• Given exercise
Leaving out the pictures, retype all the material exactly.

[Stored items]
━━━━━━━━━━━━━━━━

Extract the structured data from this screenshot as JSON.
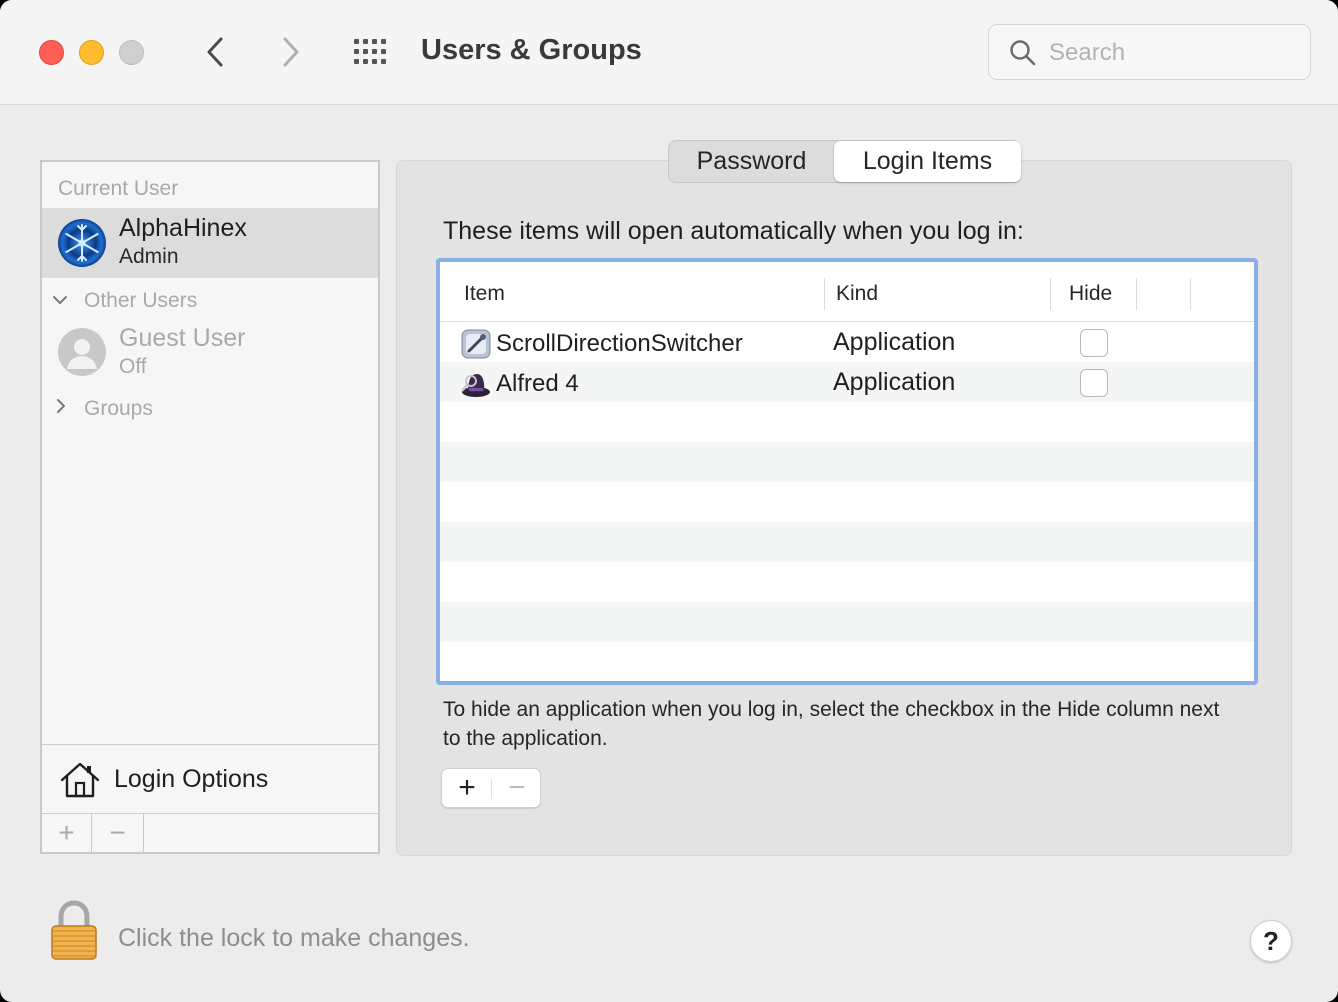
{
  "window": {
    "title": "Users & Groups",
    "search": {
      "placeholder": "Search",
      "value": ""
    }
  },
  "sidebar": {
    "current_user_header": "Current User",
    "current_user": {
      "name": "AlphaHinex",
      "role": "Admin"
    },
    "other_users_header": "Other Users",
    "other_users": [
      {
        "name": "Guest User",
        "status": "Off"
      }
    ],
    "groups_header": "Groups",
    "login_options_label": "Login Options",
    "add_label": "+",
    "remove_label": "−"
  },
  "tabs": {
    "items": [
      {
        "label": "Password",
        "selected": false
      },
      {
        "label": "Login Items",
        "selected": true
      }
    ]
  },
  "login_items": {
    "intro": "These items will open automatically when you log in:",
    "columns": [
      "Item",
      "Kind",
      "Hide"
    ],
    "rows": [
      {
        "name": "ScrollDirectionSwitcher",
        "kind": "Application",
        "hide": false,
        "icon": "scroll-direction-switcher-icon"
      },
      {
        "name": "Alfred 4",
        "kind": "Application",
        "hide": false,
        "icon": "alfred-icon"
      }
    ],
    "hint": "To hide an application when you log in, select the checkbox in the Hide column next to the application.",
    "add_label": "+",
    "remove_label": "−"
  },
  "footer": {
    "lock_text": "Click the lock to make changes.",
    "help_label": "?"
  },
  "colors": {
    "close": "#fe5f57",
    "minimize": "#febc2e",
    "focus_ring": "#8aaee6",
    "selected_row": "#dcdcdc"
  }
}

━━━━━━━━━━━━━━━━

• Response
Extract the structured data from this screenshot as JSON.
{
  "window": {
    "title": "Users & Groups",
    "search": {
      "placeholder": "Search",
      "value": ""
    }
  },
  "sidebar": {
    "current_user_header": "Current User",
    "current_user": {
      "name": "AlphaHinex",
      "role": "Admin"
    },
    "other_users_header": "Other Users",
    "other_users": [
      {
        "name": "Guest User",
        "status": "Off"
      }
    ],
    "groups_header": "Groups",
    "login_options_label": "Login Options",
    "add_label": "+",
    "remove_label": "−"
  },
  "tabs": {
    "items": [
      {
        "label": "Password",
        "selected": false
      },
      {
        "label": "Login Items",
        "selected": true
      }
    ]
  },
  "login_items": {
    "intro": "These items will open automatically when you log in:",
    "columns": [
      "Item",
      "Kind",
      "Hide"
    ],
    "rows": [
      {
        "name": "ScrollDirectionSwitcher",
        "kind": "Application",
        "hide": false,
        "icon": "scroll-direction-switcher-icon"
      },
      {
        "name": "Alfred 4",
        "kind": "Application",
        "hide": false,
        "icon": "alfred-icon"
      }
    ],
    "hint": "To hide an application when you log in, select the checkbox in the Hide column next to the application.",
    "add_label": "+",
    "remove_label": "−"
  },
  "footer": {
    "lock_text": "Click the lock to make changes.",
    "help_label": "?"
  },
  "colors": {
    "close": "#fe5f57",
    "minimize": "#febc2e",
    "focus_ring": "#8aaee6",
    "selected_row": "#dcdcdc"
  }
}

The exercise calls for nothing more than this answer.